**TASK PROMPT:** From the listing below, copy every line with the word "Elia".

**RAW DATA:**
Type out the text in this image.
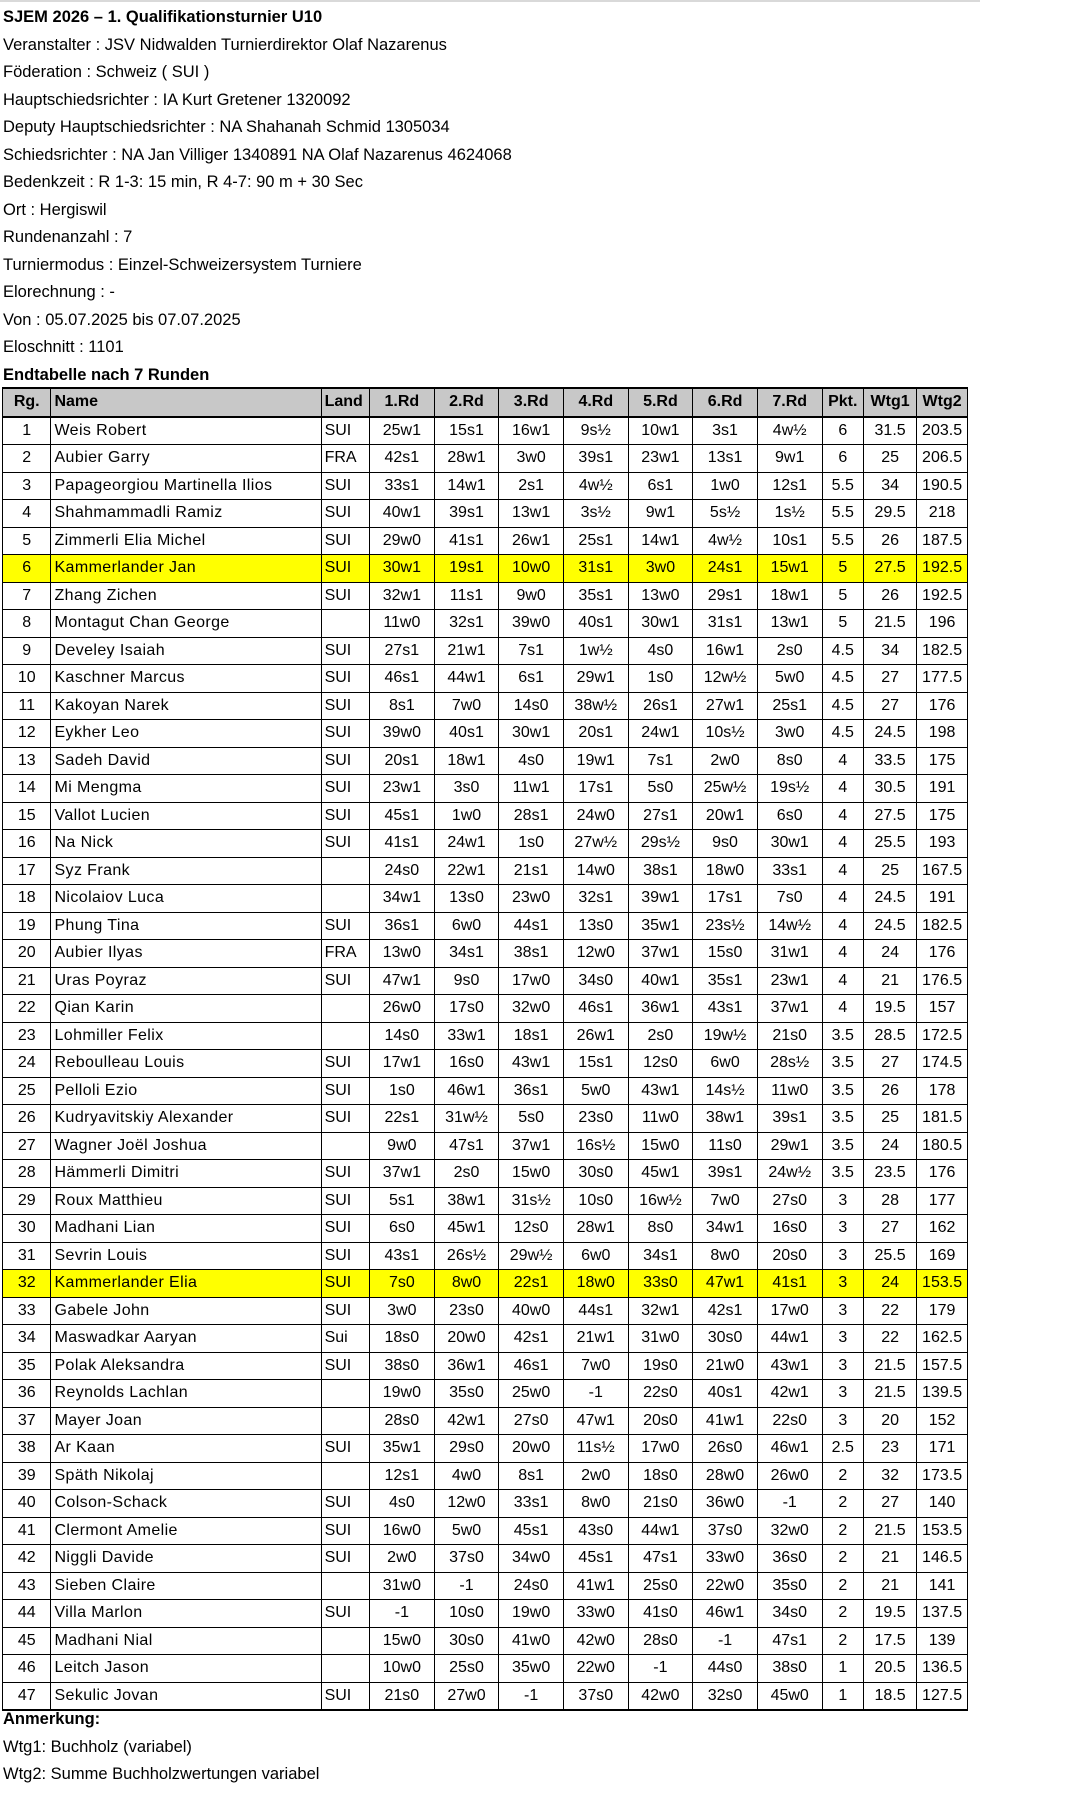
SJEM 2026 – 1. Qualifikationsturnier U10
Veranstalter : JSV Nidwalden Turnierdirektor Olaf Nazarenus
Föderation : Schweiz ( SUI )
Hauptschiedsrichter : IA Kurt Gretener 1320092
Deputy Hauptschiedsrichter : NA Shahanah Schmid 1305034
Schiedsrichter : NA Jan Villiger 1340891 NA Olaf Nazarenus 4624068
Bedenkzeit : R 1-3: 15 min, R 4-7: 90 m + 30 Sec
Ort : Hergiswil
Rundenanzahl : 7
Turniermodus : Einzel-Schweizersystem Turniere
Elorechnung : -
Von : 05.07.2025 bis 07.07.2025
Eloschnitt : 1101
Endtabelle nach 7 Runden
Rg.	Name	Land	1.Rd	2.Rd	3.Rd	4.Rd	5.Rd	6.Rd	7.Rd	Pkt.	Wtg1	Wtg2
1	Weis Robert	SUI	25w1	15s1	16w1	9s½	10w1	3s1	4w½	6	31.5	203.5
2	Aubier Garry	FRA	42s1	28w1	3w0	39s1	23w1	13s1	9w1	6	25	206.5
3	Papageorgiou Martinella Ilios	SUI	33s1	14w1	2s1	4w½	6s1	1w0	12s1	5.5	34	190.5
4	Shahmammadli Ramiz	SUI	40w1	39s1	13w1	3s½	9w1	5s½	1s½	5.5	29.5	218
5	Zimmerli Elia Michel	SUI	29w0	41s1	26w1	25s1	14w1	4w½	10s1	5.5	26	187.5
6	Kammerlander Jan	SUI	30w1	19s1	10w0	31s1	3w0	24s1	15w1	5	27.5	192.5
7	Zhang Zichen	SUI	32w1	11s1	9w0	35s1	13w0	29s1	18w1	5	26	192.5
8	Montagut Chan George		11w0	32s1	39w0	40s1	30w1	31s1	13w1	5	21.5	196
9	Develey Isaiah	SUI	27s1	21w1	7s1	1w½	4s0	16w1	2s0	4.5	34	182.5
10	Kaschner Marcus	SUI	46s1	44w1	6s1	29w1	1s0	12w½	5w0	4.5	27	177.5
11	Kakoyan Narek	SUI	8s1	7w0	14s0	38w½	26s1	27w1	25s1	4.5	27	176
12	Eykher Leo	SUI	39w0	40s1	30w1	20s1	24w1	10s½	3w0	4.5	24.5	198
13	Sadeh David	SUI	20s1	18w1	4s0	19w1	7s1	2w0	8s0	4	33.5	175
14	Mi Mengma	SUI	23w1	3s0	11w1	17s1	5s0	25w½	19s½	4	30.5	191
15	Vallot Lucien	SUI	45s1	1w0	28s1	24w0	27s1	20w1	6s0	4	27.5	175
16	Na Nick	SUI	41s1	24w1	1s0	27w½	29s½	9s0	30w1	4	25.5	193
17	Syz Frank		24s0	22w1	21s1	14w0	38s1	18w0	33s1	4	25	167.5
18	Nicolaiov Luca		34w1	13s0	23w0	32s1	39w1	17s1	7s0	4	24.5	191
19	Phung Tina	SUI	36s1	6w0	44s1	13s0	35w1	23s½	14w½	4	24.5	182.5
20	Aubier Ilyas	FRA	13w0	34s1	38s1	12w0	37w1	15s0	31w1	4	24	176
21	Uras Poyraz	SUI	47w1	9s0	17w0	34s0	40w1	35s1	23w1	4	21	176.5
22	Qian Karin		26w0	17s0	32w0	46s1	36w1	43s1	37w1	4	19.5	157
23	Lohmiller Felix		14s0	33w1	18s1	26w1	2s0	19w½	21s0	3.5	28.5	172.5
24	Reboulleau Louis	SUI	17w1	16s0	43w1	15s1	12s0	6w0	28s½	3.5	27	174.5
25	Pelloli Ezio	SUI	1s0	46w1	36s1	5w0	43w1	14s½	11w0	3.5	26	178
26	Kudryavitskiy Alexander	SUI	22s1	31w½	5s0	23s0	11w0	38w1	39s1	3.5	25	181.5
27	Wagner Joël Joshua		9w0	47s1	37w1	16s½	15w0	11s0	29w1	3.5	24	180.5
28	Hämmerli Dimitri	SUI	37w1	2s0	15w0	30s0	45w1	39s1	24w½	3.5	23.5	176
29	Roux Matthieu	SUI	5s1	38w1	31s½	10s0	16w½	7w0	27s0	3	28	177
30	Madhani Lian	SUI	6s0	45w1	12s0	28w1	8s0	34w1	16s0	3	27	162
31	Sevrin Louis	SUI	43s1	26s½	29w½	6w0	34s1	8w0	20s0	3	25.5	169
32	Kammerlander Elia	SUI	7s0	8w0	22s1	18w0	33s0	47w1	41s1	3	24	153.5
33	Gabele John	SUI	3w0	23s0	40w0	44s1	32w1	42s1	17w0	3	22	179
34	Maswadkar Aaryan	Sui	18s0	20w0	42s1	21w1	31w0	30s0	44w1	3	22	162.5
35	Polak Aleksandra	SUI	38s0	36w1	46s1	7w0	19s0	21w0	43w1	3	21.5	157.5
36	Reynolds Lachlan		19w0	35s0	25w0	-1	22s0	40s1	42w1	3	21.5	139.5
37	Mayer Joan		28s0	42w1	27s0	47w1	20s0	41w1	22s0	3	20	152
38	Ar Kaan	SUI	35w1	29s0	20w0	11s½	17w0	26s0	46w1	2.5	23	171
39	Späth Nikolaj		12s1	4w0	8s1	2w0	18s0	28w0	26w0	2	32	173.5
40	Colson-Schack	SUI	4s0	12w0	33s1	8w0	21s0	36w0	-1	2	27	140
41	Clermont Amelie	SUI	16w0	5w0	45s1	43s0	44w1	37s0	32w0	2	21.5	153.5
42	Niggli Davide	SUI	2w0	37s0	34w0	45s1	47s1	33w0	36s0	2	21	146.5
43	Sieben Claire		31w0	-1	24s0	41w1	25s0	22w0	35s0	2	21	141
44	Villa Marlon	SUI	-1	10s0	19w0	33w0	41s0	46w1	34s0	2	19.5	137.5
45	Madhani Nial		15w0	30s0	41w0	42w0	28s0	-1	47s1	2	17.5	139
46	Leitch Jason		10w0	25s0	35w0	22w0	-1	44s0	38s0	1	20.5	136.5
47	Sekulic Jovan	SUI	21s0	27w0	-1	37s0	42w0	32s0	45w0	1	18.5	127.5
Anmerkung:
Wtg1: Buchholz (variabel)
Wtg2: Summe Buchholzwertungen variabel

**COMPLETED TASK:**
5	Zimmerli Elia Michel	SUI	29w0	41s1	26w1	25s1	14w1	4w½	10s1	5.5	26	187.5
32	Kammerlander Elia	SUI	7s0	8w0	22s1	18w0	33s0	47w1	41s1	3	24	153.5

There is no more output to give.